* _Exercise task_: Render the data from its first line through the line containing "header-separator <box>48 144 672 150</box>", both included, as a JSON list of strings with one string per line and blank lines omitted.

Records from a collection
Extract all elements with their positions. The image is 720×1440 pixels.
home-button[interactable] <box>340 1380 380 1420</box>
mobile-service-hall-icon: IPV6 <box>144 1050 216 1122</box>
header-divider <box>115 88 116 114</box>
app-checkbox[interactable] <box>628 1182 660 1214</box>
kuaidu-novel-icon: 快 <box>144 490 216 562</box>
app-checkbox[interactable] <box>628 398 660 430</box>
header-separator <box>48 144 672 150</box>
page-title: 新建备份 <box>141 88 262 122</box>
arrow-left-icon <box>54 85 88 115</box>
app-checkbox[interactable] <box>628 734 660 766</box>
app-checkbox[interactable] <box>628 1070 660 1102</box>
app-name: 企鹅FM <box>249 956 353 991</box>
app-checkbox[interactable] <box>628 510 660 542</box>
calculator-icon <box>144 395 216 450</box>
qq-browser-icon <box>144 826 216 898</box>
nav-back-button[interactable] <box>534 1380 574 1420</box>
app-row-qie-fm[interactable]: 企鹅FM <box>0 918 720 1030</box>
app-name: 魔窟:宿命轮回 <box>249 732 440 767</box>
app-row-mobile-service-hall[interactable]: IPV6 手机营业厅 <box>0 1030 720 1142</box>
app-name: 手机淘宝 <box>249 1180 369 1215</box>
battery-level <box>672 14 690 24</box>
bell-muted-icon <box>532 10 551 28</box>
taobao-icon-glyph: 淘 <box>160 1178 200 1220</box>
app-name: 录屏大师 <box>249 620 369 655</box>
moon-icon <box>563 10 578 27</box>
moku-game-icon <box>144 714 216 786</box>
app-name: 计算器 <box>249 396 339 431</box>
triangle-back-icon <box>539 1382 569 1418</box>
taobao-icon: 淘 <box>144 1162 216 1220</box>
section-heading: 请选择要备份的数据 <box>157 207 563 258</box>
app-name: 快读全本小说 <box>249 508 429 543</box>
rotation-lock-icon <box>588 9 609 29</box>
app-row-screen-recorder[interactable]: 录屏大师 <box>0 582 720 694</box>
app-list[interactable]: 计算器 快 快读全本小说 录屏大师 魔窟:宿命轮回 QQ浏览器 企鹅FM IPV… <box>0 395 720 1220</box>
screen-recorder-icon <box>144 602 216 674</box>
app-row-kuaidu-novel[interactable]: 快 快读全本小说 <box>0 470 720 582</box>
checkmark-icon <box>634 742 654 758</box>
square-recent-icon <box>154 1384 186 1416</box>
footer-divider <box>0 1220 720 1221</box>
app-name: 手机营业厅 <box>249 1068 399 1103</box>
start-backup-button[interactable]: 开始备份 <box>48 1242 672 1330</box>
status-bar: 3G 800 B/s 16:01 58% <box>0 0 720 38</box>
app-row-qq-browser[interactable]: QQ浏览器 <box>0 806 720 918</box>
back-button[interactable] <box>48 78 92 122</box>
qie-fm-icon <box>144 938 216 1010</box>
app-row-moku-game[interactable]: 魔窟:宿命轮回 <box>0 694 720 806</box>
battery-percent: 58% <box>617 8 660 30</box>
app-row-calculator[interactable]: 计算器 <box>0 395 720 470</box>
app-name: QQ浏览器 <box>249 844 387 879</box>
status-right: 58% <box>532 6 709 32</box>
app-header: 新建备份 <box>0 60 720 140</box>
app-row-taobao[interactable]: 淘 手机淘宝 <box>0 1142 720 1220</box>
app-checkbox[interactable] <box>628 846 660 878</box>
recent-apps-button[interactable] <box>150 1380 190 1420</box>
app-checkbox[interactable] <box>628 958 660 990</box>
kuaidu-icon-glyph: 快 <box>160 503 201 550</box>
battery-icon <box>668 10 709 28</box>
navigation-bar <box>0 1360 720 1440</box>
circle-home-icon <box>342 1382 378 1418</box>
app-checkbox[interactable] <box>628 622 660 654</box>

* _Exercise response_:
[
  "Extract all elements with their positions. The image is 720×1440 pixels.",
  "home-button[interactable] <box>340 1380 380 1420</box>",
  "mobile-service-hall-icon: IPV6 <box>144 1050 216 1122</box>",
  "header-divider <box>115 88 116 114</box>",
  "app-checkbox[interactable] <box>628 1182 660 1214</box>",
  "kuaidu-novel-icon: 快 <box>144 490 216 562</box>",
  "app-checkbox[interactable] <box>628 398 660 430</box>",
  "header-separator <box>48 144 672 150</box>"
]